— To do —
Go through the entries below and retype them exactly, omitting each picture.

--- start of Source records ---

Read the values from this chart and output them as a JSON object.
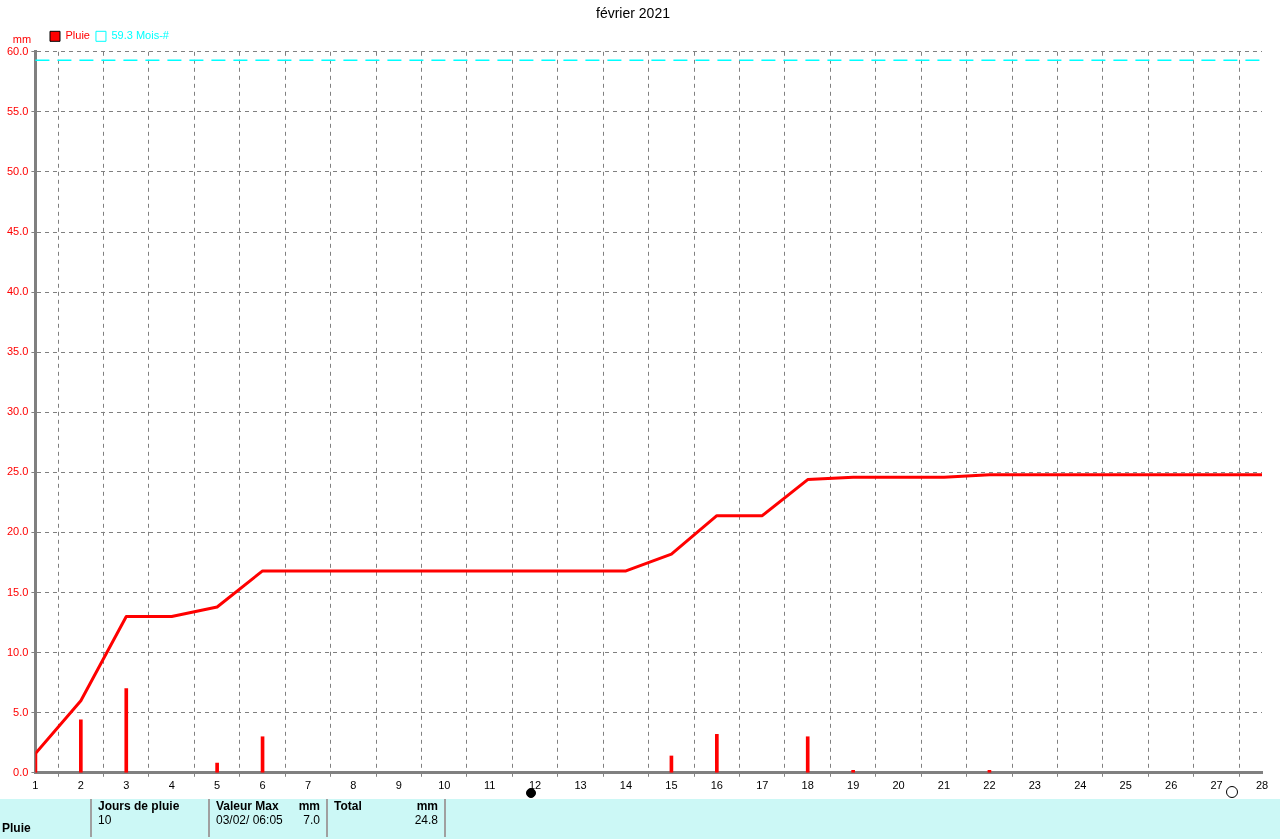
{
  "chart_data": {
    "type": "bar",
    "title": "février 2021",
    "ylabel": "mm",
    "xlim": [
      1,
      28
    ],
    "xticks": [
      1,
      2,
      3,
      4,
      5,
      6,
      7,
      8,
      9,
      10,
      11,
      12,
      13,
      14,
      15,
      16,
      17,
      18,
      19,
      20,
      21,
      22,
      23,
      24,
      25,
      26,
      27,
      28
    ],
    "ylim": [
      0,
      60
    ],
    "yticks": [
      {
        "value": 0,
        "label": "0.0"
      },
      {
        "value": 5,
        "label": "5.0"
      },
      {
        "value": 10,
        "label": "10.0"
      },
      {
        "value": 15,
        "label": "15.0"
      },
      {
        "value": 20,
        "label": "20.0"
      },
      {
        "value": 25,
        "label": "25.0"
      },
      {
        "value": 30,
        "label": "30.0"
      },
      {
        "value": 35,
        "label": "35.0"
      },
      {
        "value": 40,
        "label": "40.0"
      },
      {
        "value": 45,
        "label": "45.0"
      },
      {
        "value": 50,
        "label": "50.0"
      },
      {
        "value": 55,
        "label": "55.0"
      },
      {
        "value": 60,
        "label": "60.0"
      }
    ],
    "grid": true,
    "legend": "top left",
    "series": [
      {
        "name": "Pluie",
        "color": "#ff0000",
        "x": [
          1,
          2,
          3,
          5,
          6,
          15,
          16,
          18,
          19,
          22
        ],
        "values": [
          1.6,
          4.4,
          7.0,
          0.8,
          3.0,
          1.4,
          3.2,
          3.0,
          0.2,
          0.2
        ]
      },
      {
        "type": "line",
        "color": "#ff0000",
        "marker": "none",
        "line_style": "solid",
        "x": [
          1,
          2,
          3,
          4,
          5,
          6,
          7,
          8,
          9,
          10,
          11,
          12,
          13,
          14,
          15,
          16,
          17,
          18,
          19,
          20,
          21,
          22,
          23,
          24,
          25,
          26,
          27,
          28
        ],
        "values": [
          1.6,
          6.0,
          13.0,
          13.0,
          13.8,
          16.8,
          16.8,
          16.8,
          16.8,
          16.8,
          16.8,
          16.8,
          16.8,
          16.8,
          18.2,
          21.4,
          21.4,
          24.4,
          24.6,
          24.6,
          24.6,
          24.8,
          24.8,
          24.8,
          24.8,
          24.8,
          24.8,
          24.8
        ]
      }
    ],
    "ref_lines": [
      {
        "axis": "y",
        "value": 59.3,
        "label": "59.3 Mois-#",
        "color": "#00ffff",
        "line_style": "dashed"
      }
    ],
    "annotations": [
      "Pluie",
      "Jours de pluie",
      "10",
      "Valeur Max",
      "mm",
      "03/02/ 06:05",
      "7.0",
      "Total",
      "mm",
      "24.8"
    ]
  }
}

--- end of Source records ---

— Task result —
Read the values from this chart and output them as a JSON object.
{
  "chart_data": {
    "type": "bar",
    "title": "février 2021",
    "ylabel": "mm",
    "xlim": [
      1,
      28
    ],
    "xticks": [
      1,
      2,
      3,
      4,
      5,
      6,
      7,
      8,
      9,
      10,
      11,
      12,
      13,
      14,
      15,
      16,
      17,
      18,
      19,
      20,
      21,
      22,
      23,
      24,
      25,
      26,
      27,
      28
    ],
    "ylim": [
      0,
      60
    ],
    "yticks": [
      {
        "value": 0,
        "label": "0.0"
      },
      {
        "value": 5,
        "label": "5.0"
      },
      {
        "value": 10,
        "label": "10.0"
      },
      {
        "value": 15,
        "label": "15.0"
      },
      {
        "value": 20,
        "label": "20.0"
      },
      {
        "value": 25,
        "label": "25.0"
      },
      {
        "value": 30,
        "label": "30.0"
      },
      {
        "value": 35,
        "label": "35.0"
      },
      {
        "value": 40,
        "label": "40.0"
      },
      {
        "value": 45,
        "label": "45.0"
      },
      {
        "value": 50,
        "label": "50.0"
      },
      {
        "value": 55,
        "label": "55.0"
      },
      {
        "value": 60,
        "label": "60.0"
      }
    ],
    "grid": true,
    "legend": "top left",
    "series": [
      {
        "name": "Pluie",
        "color": "#ff0000",
        "x": [
          1,
          2,
          3,
          5,
          6,
          15,
          16,
          18,
          19,
          22
        ],
        "values": [
          1.6,
          4.4,
          7.0,
          0.8,
          3.0,
          1.4,
          3.2,
          3.0,
          0.2,
          0.2
        ]
      },
      {
        "type": "line",
        "color": "#ff0000",
        "marker": "none",
        "line_style": "solid",
        "x": [
          1,
          2,
          3,
          4,
          5,
          6,
          7,
          8,
          9,
          10,
          11,
          12,
          13,
          14,
          15,
          16,
          17,
          18,
          19,
          20,
          21,
          22,
          23,
          24,
          25,
          26,
          27,
          28
        ],
        "values": [
          1.6,
          6.0,
          13.0,
          13.0,
          13.8,
          16.8,
          16.8,
          16.8,
          16.8,
          16.8,
          16.8,
          16.8,
          16.8,
          16.8,
          18.2,
          21.4,
          21.4,
          24.4,
          24.6,
          24.6,
          24.6,
          24.8,
          24.8,
          24.8,
          24.8,
          24.8,
          24.8,
          24.8
        ]
      }
    ],
    "ref_lines": [
      {
        "axis": "y",
        "value": 59.3,
        "label": "59.3 Mois-#",
        "color": "#00ffff",
        "line_style": "dashed"
      }
    ],
    "annotations": [
      "Pluie",
      "Jours de pluie",
      "10",
      "Valeur Max",
      "mm",
      "03/02/ 06:05",
      "7.0",
      "Total",
      "mm",
      "24.8"
    ]
  }
}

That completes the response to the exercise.